### What to produce
Print all of the data exactly.

### Available data
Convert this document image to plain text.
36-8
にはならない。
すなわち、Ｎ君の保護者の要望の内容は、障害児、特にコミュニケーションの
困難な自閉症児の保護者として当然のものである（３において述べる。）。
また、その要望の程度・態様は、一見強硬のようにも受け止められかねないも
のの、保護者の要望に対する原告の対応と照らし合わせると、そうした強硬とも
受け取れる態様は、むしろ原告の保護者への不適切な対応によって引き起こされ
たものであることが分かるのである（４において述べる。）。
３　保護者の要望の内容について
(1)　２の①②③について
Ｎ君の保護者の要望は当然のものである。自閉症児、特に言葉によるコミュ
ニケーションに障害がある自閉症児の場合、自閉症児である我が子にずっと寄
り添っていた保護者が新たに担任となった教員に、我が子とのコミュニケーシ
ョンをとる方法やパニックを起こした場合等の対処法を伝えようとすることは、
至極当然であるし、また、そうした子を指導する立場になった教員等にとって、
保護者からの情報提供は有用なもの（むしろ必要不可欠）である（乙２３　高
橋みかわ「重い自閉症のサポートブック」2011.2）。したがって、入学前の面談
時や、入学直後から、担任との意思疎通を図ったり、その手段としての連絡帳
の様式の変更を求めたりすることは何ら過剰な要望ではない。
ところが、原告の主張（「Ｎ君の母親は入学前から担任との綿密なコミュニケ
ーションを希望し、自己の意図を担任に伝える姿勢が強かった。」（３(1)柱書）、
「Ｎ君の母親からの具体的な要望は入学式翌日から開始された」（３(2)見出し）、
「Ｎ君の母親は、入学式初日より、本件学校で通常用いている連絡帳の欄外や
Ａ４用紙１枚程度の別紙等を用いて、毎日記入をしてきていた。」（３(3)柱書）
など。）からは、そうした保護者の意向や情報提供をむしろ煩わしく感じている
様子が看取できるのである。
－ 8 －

### Output below
Convert this document image to plain text.
36-8
にはならない。
すなわち、Ｎ君の保護者の要望の内容は、障害児、特にコミュニケーションの
困難な自閉症児の保護者として当然のものである（３において述べる。）。
また、その要望の程度・態様は、一見強硬のようにも受け止められかねないも
のの、保護者の要望に対する原告の対応と照らし合わせると、そうした強硬とも
受け取れる態様は、むしろ原告の保護者への不適切な対応によって引き起こされ
たものであることが分かるのである（４において述べる。）。
３　保護者の要望の内容について
(1)　２の①②③について
Ｎ君の保護者の要望は当然のものである。自閉症児、特に言葉によるコミュ
ニケーションに障害がある自閉症児の場合、自閉症児である我が子にずっと寄
り添っていた保護者が新たに担任となった教員に、我が子とのコミュニケーシ
ョンをとる方法やパニックを起こした場合等の対処法を伝えようとすることは、
至極当然であるし、また、そうした子を指導する立場になった教員等にとって、
保護者からの情報提供は有用なもの（むしろ必要不可欠）である（乙２３　高
橋みかわ「重い自閉症のサポートブック」2011.2）。したがって、入学前の面談
時や、入学直後から、担任との意思疎通を図ったり、その手段としての連絡帳
の様式の変更を求めたりすることは何ら過剰な要望ではない。
ところが、原告の主張（「Ｎ君の母親は入学前から担任との綿密なコミュニケ
ーションを希望し、自己の意図を担任に伝える姿勢が強かった。」（３(1)柱書）、
「Ｎ君の母親からの具体的な要望は入学式翌日から開始された」（３(2)見出し）、
「Ｎ君の母親は、入学式初日より、本件学校で通常用いている連絡帳の欄外や
Ａ４用紙１枚程度の別紙等を用いて、毎日記入をしてきていた。」（３(3)柱書）
など。）からは、そうした保護者の意向や情報提供をむしろ煩わしく感じている
様子が看取できるのである。
－ 8 －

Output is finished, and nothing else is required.